Exercise instructions → What lines of the data hold the string "name"? Pull each one out.

Supplied material →
━━━━━━━━━━━━━━━━
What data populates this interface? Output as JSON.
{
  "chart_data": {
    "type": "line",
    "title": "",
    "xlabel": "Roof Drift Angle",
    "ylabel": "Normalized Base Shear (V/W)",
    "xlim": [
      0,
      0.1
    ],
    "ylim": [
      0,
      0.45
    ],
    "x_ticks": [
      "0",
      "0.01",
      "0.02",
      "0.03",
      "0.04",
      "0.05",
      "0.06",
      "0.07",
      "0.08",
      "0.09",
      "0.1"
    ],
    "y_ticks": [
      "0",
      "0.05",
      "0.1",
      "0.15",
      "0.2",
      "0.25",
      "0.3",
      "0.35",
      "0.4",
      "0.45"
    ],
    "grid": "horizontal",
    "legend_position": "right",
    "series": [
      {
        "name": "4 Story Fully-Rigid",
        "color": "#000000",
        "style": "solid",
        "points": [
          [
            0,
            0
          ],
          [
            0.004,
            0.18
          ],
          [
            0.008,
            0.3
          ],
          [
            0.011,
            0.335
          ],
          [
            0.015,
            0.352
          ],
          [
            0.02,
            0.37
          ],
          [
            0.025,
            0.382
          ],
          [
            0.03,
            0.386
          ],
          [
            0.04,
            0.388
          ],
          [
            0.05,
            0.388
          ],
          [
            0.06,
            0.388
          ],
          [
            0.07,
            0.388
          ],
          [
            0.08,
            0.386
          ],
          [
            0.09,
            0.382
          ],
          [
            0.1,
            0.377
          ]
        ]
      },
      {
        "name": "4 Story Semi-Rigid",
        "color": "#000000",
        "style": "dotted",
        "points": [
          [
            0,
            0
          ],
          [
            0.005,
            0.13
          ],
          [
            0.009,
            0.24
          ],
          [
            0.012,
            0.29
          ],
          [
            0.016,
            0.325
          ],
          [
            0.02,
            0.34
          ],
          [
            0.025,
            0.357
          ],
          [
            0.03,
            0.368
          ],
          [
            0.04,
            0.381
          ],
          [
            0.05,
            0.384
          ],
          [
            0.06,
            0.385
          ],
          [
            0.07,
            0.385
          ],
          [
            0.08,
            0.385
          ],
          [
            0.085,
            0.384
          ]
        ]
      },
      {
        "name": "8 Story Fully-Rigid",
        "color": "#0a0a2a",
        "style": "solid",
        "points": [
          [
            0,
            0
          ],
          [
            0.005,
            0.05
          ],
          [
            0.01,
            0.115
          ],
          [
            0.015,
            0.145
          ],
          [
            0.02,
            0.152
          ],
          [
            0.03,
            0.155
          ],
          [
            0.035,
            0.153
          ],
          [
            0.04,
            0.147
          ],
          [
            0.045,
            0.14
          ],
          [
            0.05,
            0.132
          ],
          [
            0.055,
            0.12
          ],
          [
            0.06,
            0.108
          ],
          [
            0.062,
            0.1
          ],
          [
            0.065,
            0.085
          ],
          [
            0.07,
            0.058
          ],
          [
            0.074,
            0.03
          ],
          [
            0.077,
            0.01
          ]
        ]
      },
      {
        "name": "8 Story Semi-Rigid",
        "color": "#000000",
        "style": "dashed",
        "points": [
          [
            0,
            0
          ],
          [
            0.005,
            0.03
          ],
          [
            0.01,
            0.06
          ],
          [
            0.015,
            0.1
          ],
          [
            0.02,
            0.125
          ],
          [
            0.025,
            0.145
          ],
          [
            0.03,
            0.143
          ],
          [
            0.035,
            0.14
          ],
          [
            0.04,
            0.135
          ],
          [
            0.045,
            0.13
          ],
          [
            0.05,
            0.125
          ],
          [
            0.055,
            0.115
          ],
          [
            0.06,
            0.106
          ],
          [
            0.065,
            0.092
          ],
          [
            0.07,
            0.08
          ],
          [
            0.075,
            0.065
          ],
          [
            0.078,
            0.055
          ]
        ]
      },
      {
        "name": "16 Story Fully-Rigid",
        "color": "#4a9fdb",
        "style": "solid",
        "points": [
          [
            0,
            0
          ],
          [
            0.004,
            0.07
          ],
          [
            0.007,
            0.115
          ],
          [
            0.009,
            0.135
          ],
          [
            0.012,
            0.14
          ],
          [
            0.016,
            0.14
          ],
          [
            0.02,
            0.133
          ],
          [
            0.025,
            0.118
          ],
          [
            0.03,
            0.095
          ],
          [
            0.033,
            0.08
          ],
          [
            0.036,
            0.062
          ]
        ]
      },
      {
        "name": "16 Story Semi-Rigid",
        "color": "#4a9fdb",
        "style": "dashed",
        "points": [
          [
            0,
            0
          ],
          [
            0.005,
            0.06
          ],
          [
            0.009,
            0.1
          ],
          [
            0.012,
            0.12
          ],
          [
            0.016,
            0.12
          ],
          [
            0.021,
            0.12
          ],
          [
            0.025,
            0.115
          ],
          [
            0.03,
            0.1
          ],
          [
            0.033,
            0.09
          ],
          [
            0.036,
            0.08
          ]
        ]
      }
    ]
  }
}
━━━━━━━━━━━━━━━━
Task result →
        "name": "4 Story Fully-Rigid",
        "name": "4 Story Semi-Rigid",
        "name": "8 Story Fully-Rigid",
        "name": "8 Story Semi-Rigid",
        "name": "16 Story Fully-Rigid",
        "name": "16 Story Semi-Rigid",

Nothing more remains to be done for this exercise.